---------- GIVEN INFORMATION

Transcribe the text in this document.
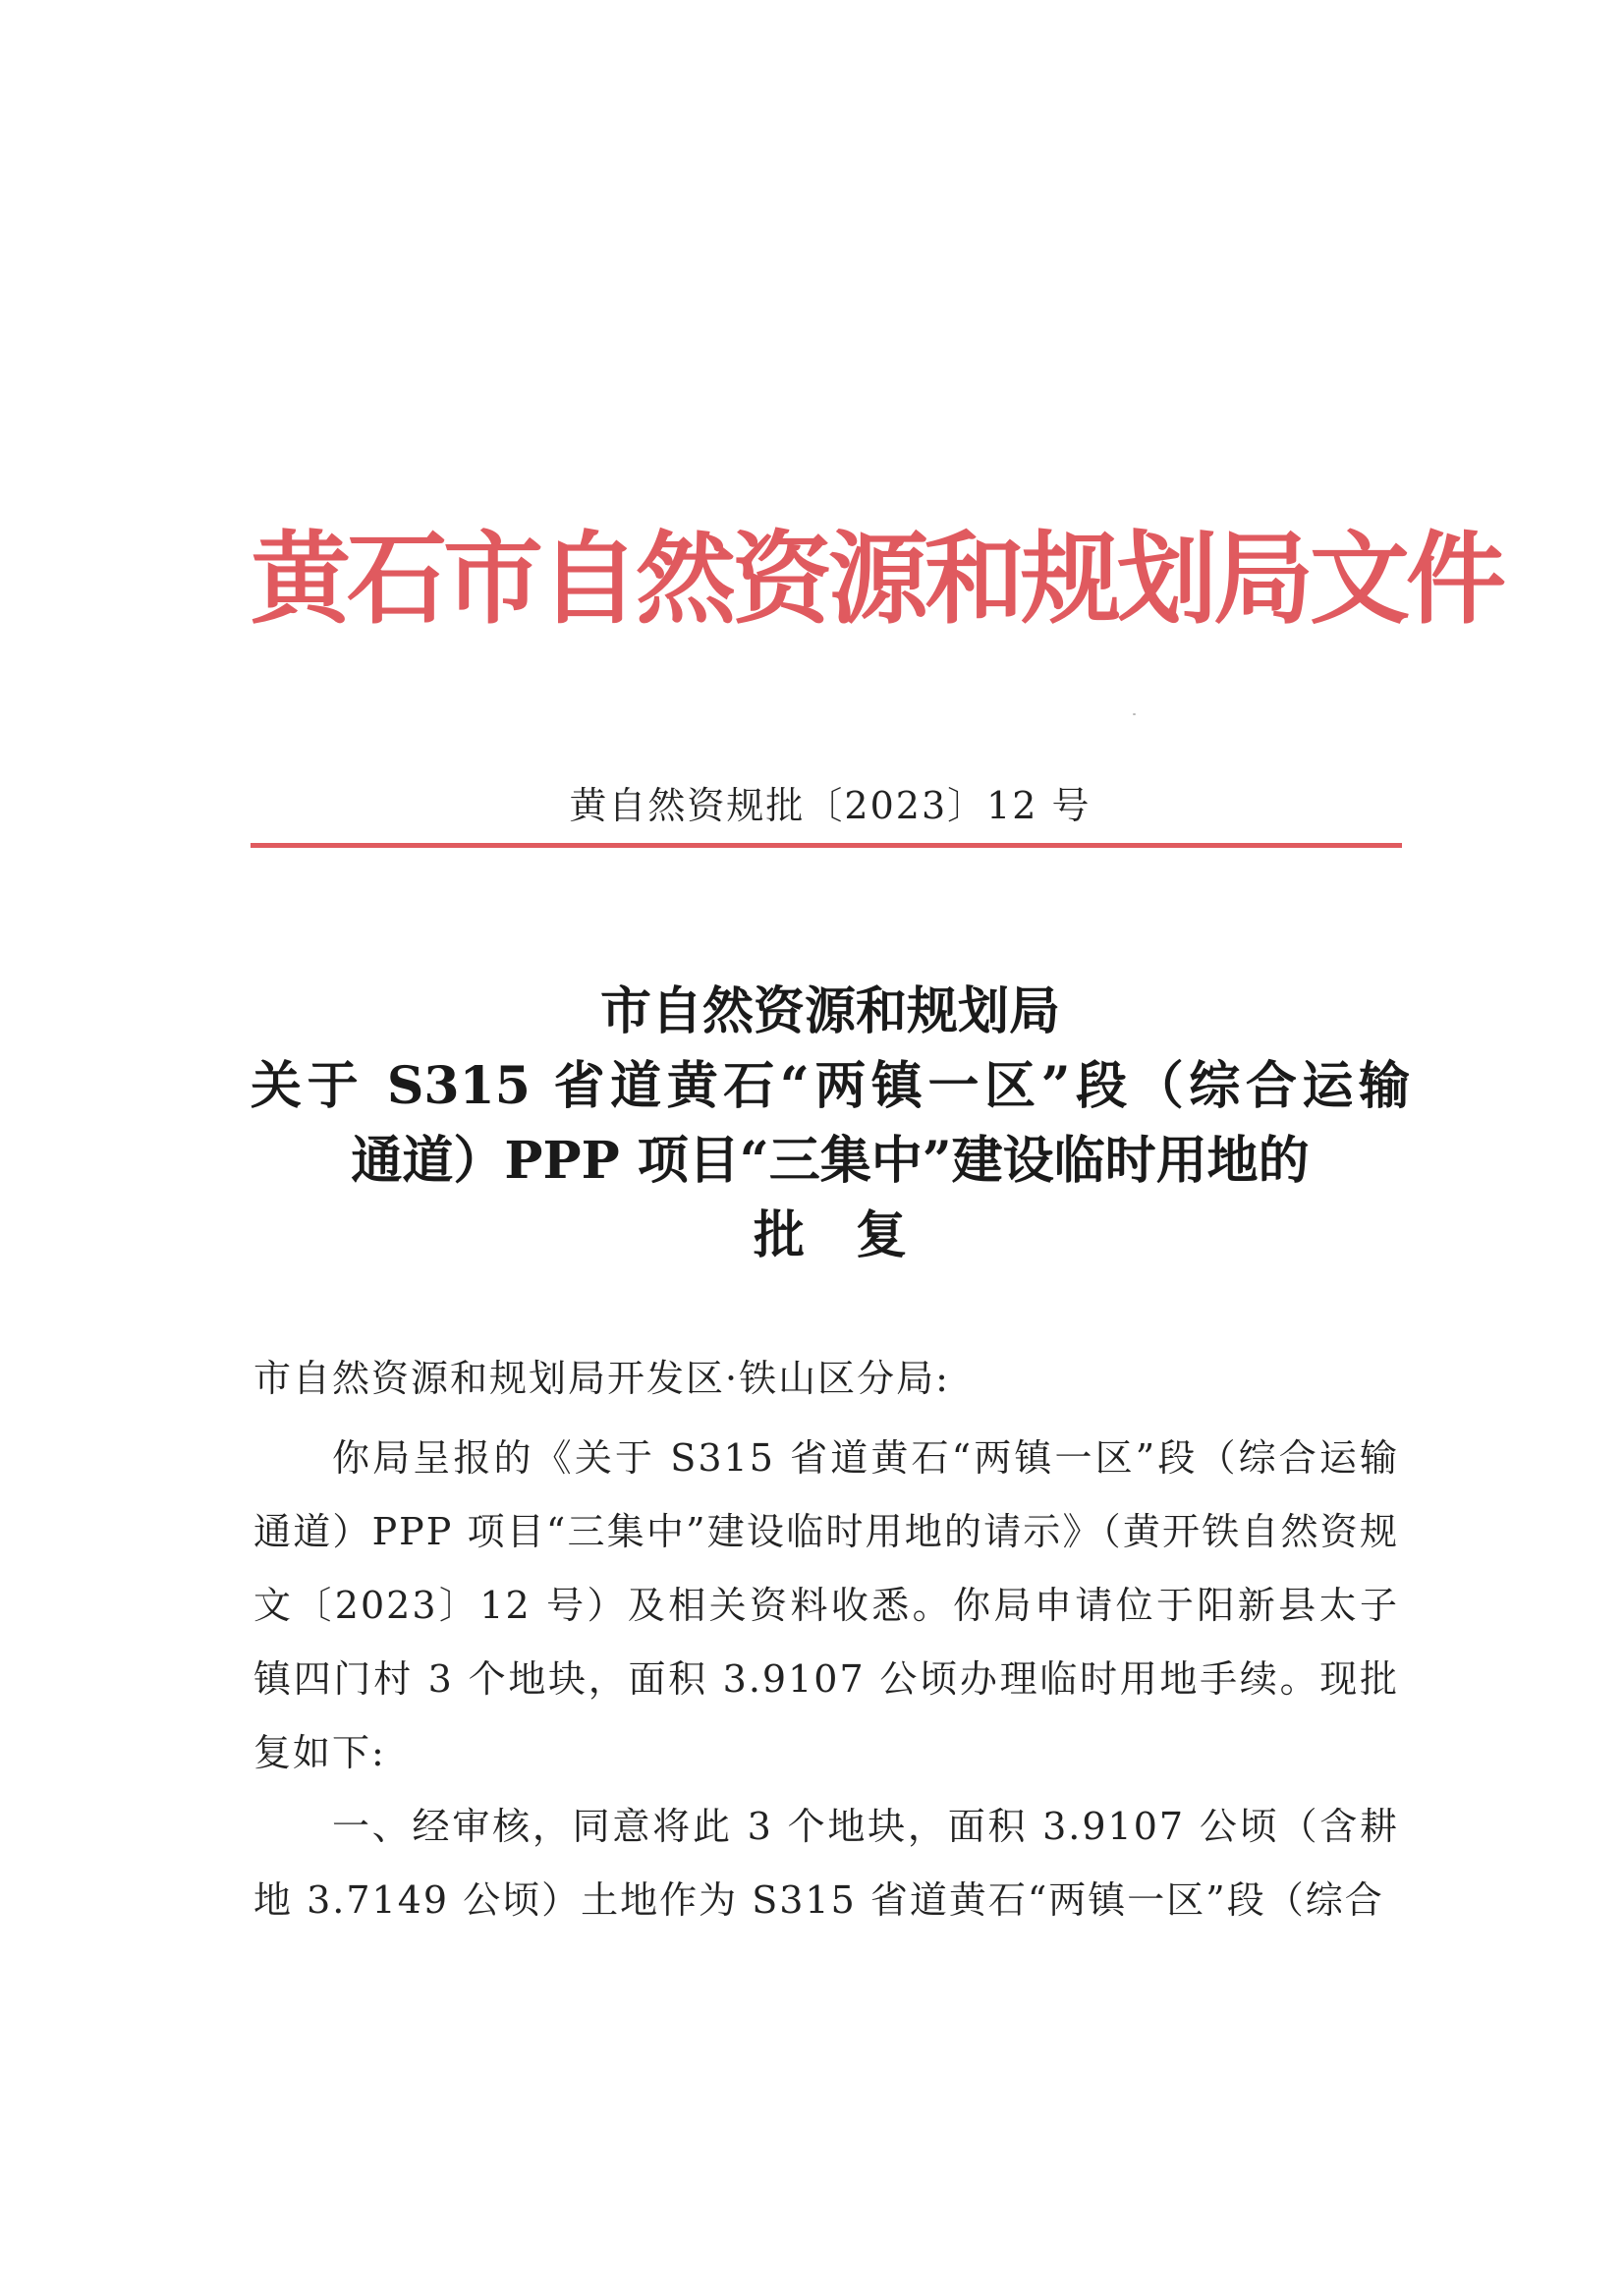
黄石市自然资源和规划局文件
黄自然资规批〔2023〕12 号
市自然资源和规划局
关于 S315 省道黄石“两镇一区”段（综合运输
通道）PPP 项目“三集中”建设临时用地的
批　复
市自然资源和规划局开发区·铁山区分局:
你局呈报的《关于 S315 省道黄石“两镇一区”段（综合运输通道）PPP 项目“三集中”建设临时用地的请示》（黄开铁自然资规文〔2023〕12 号）及相关资料收悉。你局申请位于阳新县太子镇四门村 3 个地块，面积 3.9107 公顷办理临时用地手续。现批复如下:
一、经审核，同意将此 3 个地块，面积 3.9107 公顷（含耕地 3.7149 公顷）土地作为 S315 省道黄石“两镇一区”段（综合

--------------------

_EXERCISE BRIEF_:
Write the listing out a second time exactly, dropping all images.

_TASK SOLUTION_:
Transcribe the text in this document.
黄石市自然资源和规划局文件
黄自然资规批〔2023〕12 号
市自然资源和规划局
关于 S315 省道黄石“两镇一区”段（综合运输
通道）PPP 项目“三集中”建设临时用地的
批　复
市自然资源和规划局开发区·铁山区分局:
你局呈报的《关于 S315 省道黄石“两镇一区”段（综合运输通道）PPP 项目“三集中”建设临时用地的请示》（黄开铁自然资规文〔2023〕12 号）及相关资料收悉。你局申请位于阳新县太子镇四门村 3 个地块，面积 3.9107 公顷办理临时用地手续。现批复如下:
一、经审核，同意将此 3 个地块，面积 3.9107 公顷（含耕地 3.7149 公顷）土地作为 S315 省道黄石“两镇一区”段（综合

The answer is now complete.